## Problem to solve
Provide the records once more, identical to the original.

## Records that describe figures
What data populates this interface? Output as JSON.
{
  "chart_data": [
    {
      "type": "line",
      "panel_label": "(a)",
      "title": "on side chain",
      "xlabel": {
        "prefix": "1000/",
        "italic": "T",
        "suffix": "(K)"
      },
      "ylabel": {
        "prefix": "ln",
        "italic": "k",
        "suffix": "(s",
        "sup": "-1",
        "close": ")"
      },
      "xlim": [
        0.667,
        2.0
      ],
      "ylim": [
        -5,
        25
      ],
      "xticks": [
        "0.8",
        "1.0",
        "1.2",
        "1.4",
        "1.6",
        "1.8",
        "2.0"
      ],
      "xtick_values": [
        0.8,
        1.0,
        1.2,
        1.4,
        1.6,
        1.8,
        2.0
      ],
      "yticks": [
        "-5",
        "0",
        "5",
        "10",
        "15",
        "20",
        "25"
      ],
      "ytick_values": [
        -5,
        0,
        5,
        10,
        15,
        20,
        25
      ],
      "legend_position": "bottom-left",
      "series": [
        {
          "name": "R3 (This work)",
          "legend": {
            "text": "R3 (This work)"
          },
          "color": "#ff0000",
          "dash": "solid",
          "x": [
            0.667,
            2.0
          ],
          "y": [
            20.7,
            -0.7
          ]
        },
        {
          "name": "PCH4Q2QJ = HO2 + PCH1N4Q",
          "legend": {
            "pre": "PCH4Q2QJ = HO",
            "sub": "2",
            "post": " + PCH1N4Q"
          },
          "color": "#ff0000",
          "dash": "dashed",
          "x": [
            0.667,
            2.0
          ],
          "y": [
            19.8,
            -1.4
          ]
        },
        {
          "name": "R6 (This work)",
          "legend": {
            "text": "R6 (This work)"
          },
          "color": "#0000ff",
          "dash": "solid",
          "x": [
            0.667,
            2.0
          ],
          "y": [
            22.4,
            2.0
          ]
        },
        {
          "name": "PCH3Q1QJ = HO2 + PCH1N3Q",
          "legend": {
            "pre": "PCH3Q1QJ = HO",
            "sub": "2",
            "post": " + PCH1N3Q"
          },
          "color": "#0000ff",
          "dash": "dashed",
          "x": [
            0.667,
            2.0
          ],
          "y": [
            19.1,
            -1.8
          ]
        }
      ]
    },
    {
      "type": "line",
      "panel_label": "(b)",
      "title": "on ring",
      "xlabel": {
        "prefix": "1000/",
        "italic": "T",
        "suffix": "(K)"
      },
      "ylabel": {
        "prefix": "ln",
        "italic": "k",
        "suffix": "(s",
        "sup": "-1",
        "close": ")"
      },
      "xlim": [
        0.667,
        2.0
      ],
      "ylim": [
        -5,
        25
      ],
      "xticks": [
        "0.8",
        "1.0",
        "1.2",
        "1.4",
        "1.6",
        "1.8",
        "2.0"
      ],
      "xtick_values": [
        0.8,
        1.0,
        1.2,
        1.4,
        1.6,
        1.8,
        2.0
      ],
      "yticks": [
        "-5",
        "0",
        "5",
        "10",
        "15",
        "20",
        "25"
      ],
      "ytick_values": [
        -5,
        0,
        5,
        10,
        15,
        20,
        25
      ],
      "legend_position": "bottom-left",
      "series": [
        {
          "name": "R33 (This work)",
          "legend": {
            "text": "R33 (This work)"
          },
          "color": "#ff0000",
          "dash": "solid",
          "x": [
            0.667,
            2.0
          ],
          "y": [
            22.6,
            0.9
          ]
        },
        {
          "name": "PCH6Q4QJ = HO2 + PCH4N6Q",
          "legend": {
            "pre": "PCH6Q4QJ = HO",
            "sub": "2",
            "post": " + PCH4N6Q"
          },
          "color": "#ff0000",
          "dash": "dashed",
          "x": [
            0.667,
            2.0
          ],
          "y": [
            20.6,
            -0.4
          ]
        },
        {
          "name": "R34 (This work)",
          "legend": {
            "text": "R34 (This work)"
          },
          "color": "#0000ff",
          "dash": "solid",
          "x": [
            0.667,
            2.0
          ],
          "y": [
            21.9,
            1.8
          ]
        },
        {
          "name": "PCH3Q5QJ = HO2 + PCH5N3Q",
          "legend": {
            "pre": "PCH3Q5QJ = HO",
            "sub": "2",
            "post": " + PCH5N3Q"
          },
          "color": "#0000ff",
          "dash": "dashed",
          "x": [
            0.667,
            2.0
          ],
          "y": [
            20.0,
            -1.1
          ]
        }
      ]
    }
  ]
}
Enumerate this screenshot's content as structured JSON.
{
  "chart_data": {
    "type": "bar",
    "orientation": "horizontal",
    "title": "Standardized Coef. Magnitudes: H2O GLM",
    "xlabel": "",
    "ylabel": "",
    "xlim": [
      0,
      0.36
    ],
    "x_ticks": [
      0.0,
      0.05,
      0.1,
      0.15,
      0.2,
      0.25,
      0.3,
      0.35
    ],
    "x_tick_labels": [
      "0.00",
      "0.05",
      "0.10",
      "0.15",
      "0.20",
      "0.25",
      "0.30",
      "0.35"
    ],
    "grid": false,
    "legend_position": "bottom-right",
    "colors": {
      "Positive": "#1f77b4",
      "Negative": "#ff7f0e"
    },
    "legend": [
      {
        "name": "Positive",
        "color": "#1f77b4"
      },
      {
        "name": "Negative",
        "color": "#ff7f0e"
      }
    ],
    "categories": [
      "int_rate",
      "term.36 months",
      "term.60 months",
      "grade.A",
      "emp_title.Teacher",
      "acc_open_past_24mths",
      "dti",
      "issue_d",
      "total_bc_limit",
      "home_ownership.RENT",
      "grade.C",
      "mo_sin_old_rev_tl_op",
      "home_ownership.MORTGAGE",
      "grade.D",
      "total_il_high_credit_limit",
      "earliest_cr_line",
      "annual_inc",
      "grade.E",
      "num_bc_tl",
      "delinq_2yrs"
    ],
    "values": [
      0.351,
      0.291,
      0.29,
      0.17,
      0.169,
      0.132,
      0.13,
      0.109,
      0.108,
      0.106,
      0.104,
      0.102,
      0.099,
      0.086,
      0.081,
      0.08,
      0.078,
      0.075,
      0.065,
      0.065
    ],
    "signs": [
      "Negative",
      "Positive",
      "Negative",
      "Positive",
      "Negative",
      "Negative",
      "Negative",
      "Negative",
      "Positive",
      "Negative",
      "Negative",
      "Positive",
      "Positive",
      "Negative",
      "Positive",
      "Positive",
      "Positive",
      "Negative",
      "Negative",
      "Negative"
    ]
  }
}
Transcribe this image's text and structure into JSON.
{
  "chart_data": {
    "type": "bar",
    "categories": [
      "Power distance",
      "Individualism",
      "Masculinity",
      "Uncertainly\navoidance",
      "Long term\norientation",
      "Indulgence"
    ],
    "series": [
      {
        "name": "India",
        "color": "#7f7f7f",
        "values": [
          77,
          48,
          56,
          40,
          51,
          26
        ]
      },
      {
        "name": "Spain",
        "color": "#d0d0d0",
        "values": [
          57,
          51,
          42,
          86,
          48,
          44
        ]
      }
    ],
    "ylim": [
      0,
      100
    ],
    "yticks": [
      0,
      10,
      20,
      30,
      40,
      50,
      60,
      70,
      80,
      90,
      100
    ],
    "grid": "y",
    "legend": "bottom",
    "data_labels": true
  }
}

## Output
What data populates this interface? Output as JSON.
{
  "chart_data": [
    {
      "type": "line",
      "panel_label": "(a)",
      "title": "on side chain",
      "xlabel": {
        "prefix": "1000/",
        "italic": "T",
        "suffix": "(K)"
      },
      "ylabel": {
        "prefix": "ln",
        "italic": "k",
        "suffix": "(s",
        "sup": "-1",
        "close": ")"
      },
      "xlim": [
        0.667,
        2.0
      ],
      "ylim": [
        -5,
        25
      ],
      "xticks": [
        "0.8",
        "1.0",
        "1.2",
        "1.4",
        "1.6",
        "1.8",
        "2.0"
      ],
      "xtick_values": [
        0.8,
        1.0,
        1.2,
        1.4,
        1.6,
        1.8,
        2.0
      ],
      "yticks": [
        "-5",
        "0",
        "5",
        "10",
        "15",
        "20",
        "25"
      ],
      "ytick_values": [
        -5,
        0,
        5,
        10,
        15,
        20,
        25
      ],
      "legend_position": "bottom-left",
      "series": [
        {
          "name": "R3 (This work)",
          "legend": {
            "text": "R3 (This work)"
          },
          "color": "#ff0000",
          "dash": "solid",
          "x": [
            0.667,
            2.0
          ],
          "y": [
            20.7,
            -0.7
          ]
        },
        {
          "name": "PCH4Q2QJ = HO2 + PCH1N4Q",
          "legend": {
            "pre": "PCH4Q2QJ = HO",
            "sub": "2",
            "post": " + PCH1N4Q"
          },
          "color": "#ff0000",
          "dash": "dashed",
          "x": [
            0.667,
            2.0
          ],
          "y": [
            19.8,
            -1.4
          ]
        },
        {
          "name": "R6 (This work)",
          "legend": {
            "text": "R6 (This work)"
          },
          "color": "#0000ff",
          "dash": "solid",
          "x": [
            0.667,
            2.0
          ],
          "y": [
            22.4,
            2.0
          ]
        },
        {
          "name": "PCH3Q1QJ = HO2 + PCH1N3Q",
          "legend": {
            "pre": "PCH3Q1QJ = HO",
            "sub": "2",
            "post": " + PCH1N3Q"
          },
          "color": "#0000ff",
          "dash": "dashed",
          "x": [
            0.667,
            2.0
          ],
          "y": [
            19.1,
            -1.8
          ]
        }
      ]
    },
    {
      "type": "line",
      "panel_label": "(b)",
      "title": "on ring",
      "xlabel": {
        "prefix": "1000/",
        "italic": "T",
        "suffix": "(K)"
      },
      "ylabel": {
        "prefix": "ln",
        "italic": "k",
        "suffix": "(s",
        "sup": "-1",
        "close": ")"
      },
      "xlim": [
        0.667,
        2.0
      ],
      "ylim": [
        -5,
        25
      ],
      "xticks": [
        "0.8",
        "1.0",
        "1.2",
        "1.4",
        "1.6",
        "1.8",
        "2.0"
      ],
      "xtick_values": [
        0.8,
        1.0,
        1.2,
        1.4,
        1.6,
        1.8,
        2.0
      ],
      "yticks": [
        "-5",
        "0",
        "5",
        "10",
        "15",
        "20",
        "25"
      ],
      "ytick_values": [
        -5,
        0,
        5,
        10,
        15,
        20,
        25
      ],
      "legend_position": "bottom-left",
      "series": [
        {
          "name": "R33 (This work)",
          "legend": {
            "text": "R33 (This work)"
          },
          "color": "#ff0000",
          "dash": "solid",
          "x": [
            0.667,
            2.0
          ],
          "y": [
            22.6,
            0.9
          ]
        },
        {
          "name": "PCH6Q4QJ = HO2 + PCH4N6Q",
          "legend": {
            "pre": "PCH6Q4QJ = HO",
            "sub": "2",
            "post": " + PCH4N6Q"
          },
          "color": "#ff0000",
          "dash": "dashed",
          "x": [
            0.667,
            2.0
          ],
          "y": [
            20.6,
            -0.4
          ]
        },
        {
          "name": "R34 (This work)",
          "legend": {
            "text": "R34 (This work)"
          },
          "color": "#0000ff",
          "dash": "solid",
          "x": [
            0.667,
            2.0
          ],
          "y": [
            21.9,
            1.8
          ]
        },
        {
          "name": "PCH3Q5QJ = HO2 + PCH5N3Q",
          "legend": {
            "pre": "PCH3Q5QJ = HO",
            "sub": "2",
            "post": " + PCH5N3Q"
          },
          "color": "#0000ff",
          "dash": "dashed",
          "x": [
            0.667,
            2.0
          ],
          "y": [
            20.0,
            -1.1
          ]
        }
      ]
    }
  ]
}
Enumerate this screenshot's content as structured JSON.
{
  "chart_data": {
    "type": "bar",
    "orientation": "horizontal",
    "title": "Standardized Coef. Magnitudes: H2O GLM",
    "xlabel": "",
    "ylabel": "",
    "xlim": [
      0,
      0.36
    ],
    "x_ticks": [
      0.0,
      0.05,
      0.1,
      0.15,
      0.2,
      0.25,
      0.3,
      0.35
    ],
    "x_tick_labels": [
      "0.00",
      "0.05",
      "0.10",
      "0.15",
      "0.20",
      "0.25",
      "0.30",
      "0.35"
    ],
    "grid": false,
    "legend_position": "bottom-right",
    "colors": {
      "Positive": "#1f77b4",
      "Negative": "#ff7f0e"
    },
    "legend": [
      {
        "name": "Positive",
        "color": "#1f77b4"
      },
      {
        "name": "Negative",
        "color": "#ff7f0e"
      }
    ],
    "categories": [
      "int_rate",
      "term.36 months",
      "term.60 months",
      "grade.A",
      "emp_title.Teacher",
      "acc_open_past_24mths",
      "dti",
      "issue_d",
      "total_bc_limit",
      "home_ownership.RENT",
      "grade.C",
      "mo_sin_old_rev_tl_op",
      "home_ownership.MORTGAGE",
      "grade.D",
      "total_il_high_credit_limit",
      "earliest_cr_line",
      "annual_inc",
      "grade.E",
      "num_bc_tl",
      "delinq_2yrs"
    ],
    "values": [
      0.351,
      0.291,
      0.29,
      0.17,
      0.169,
      0.132,
      0.13,
      0.109,
      0.108,
      0.106,
      0.104,
      0.102,
      0.099,
      0.086,
      0.081,
      0.08,
      0.078,
      0.075,
      0.065,
      0.065
    ],
    "signs": [
      "Negative",
      "Positive",
      "Negative",
      "Positive",
      "Negative",
      "Negative",
      "Negative",
      "Negative",
      "Positive",
      "Negative",
      "Negative",
      "Positive",
      "Positive",
      "Negative",
      "Positive",
      "Positive",
      "Positive",
      "Negative",
      "Negative",
      "Negative"
    ]
  }
}
Transcribe this image's text and structure into JSON.
{
  "chart_data": {
    "type": "bar",
    "categories": [
      "Power distance",
      "Individualism",
      "Masculinity",
      "Uncertainly\navoidance",
      "Long term\norientation",
      "Indulgence"
    ],
    "series": [
      {
        "name": "India",
        "color": "#7f7f7f",
        "values": [
          77,
          48,
          56,
          40,
          51,
          26
        ]
      },
      {
        "name": "Spain",
        "color": "#d0d0d0",
        "values": [
          57,
          51,
          42,
          86,
          48,
          44
        ]
      }
    ],
    "ylim": [
      0,
      100
    ],
    "yticks": [
      0,
      10,
      20,
      30,
      40,
      50,
      60,
      70,
      80,
      90,
      100
    ],
    "grid": "y",
    "legend": "bottom",
    "data_labels": true
  }
}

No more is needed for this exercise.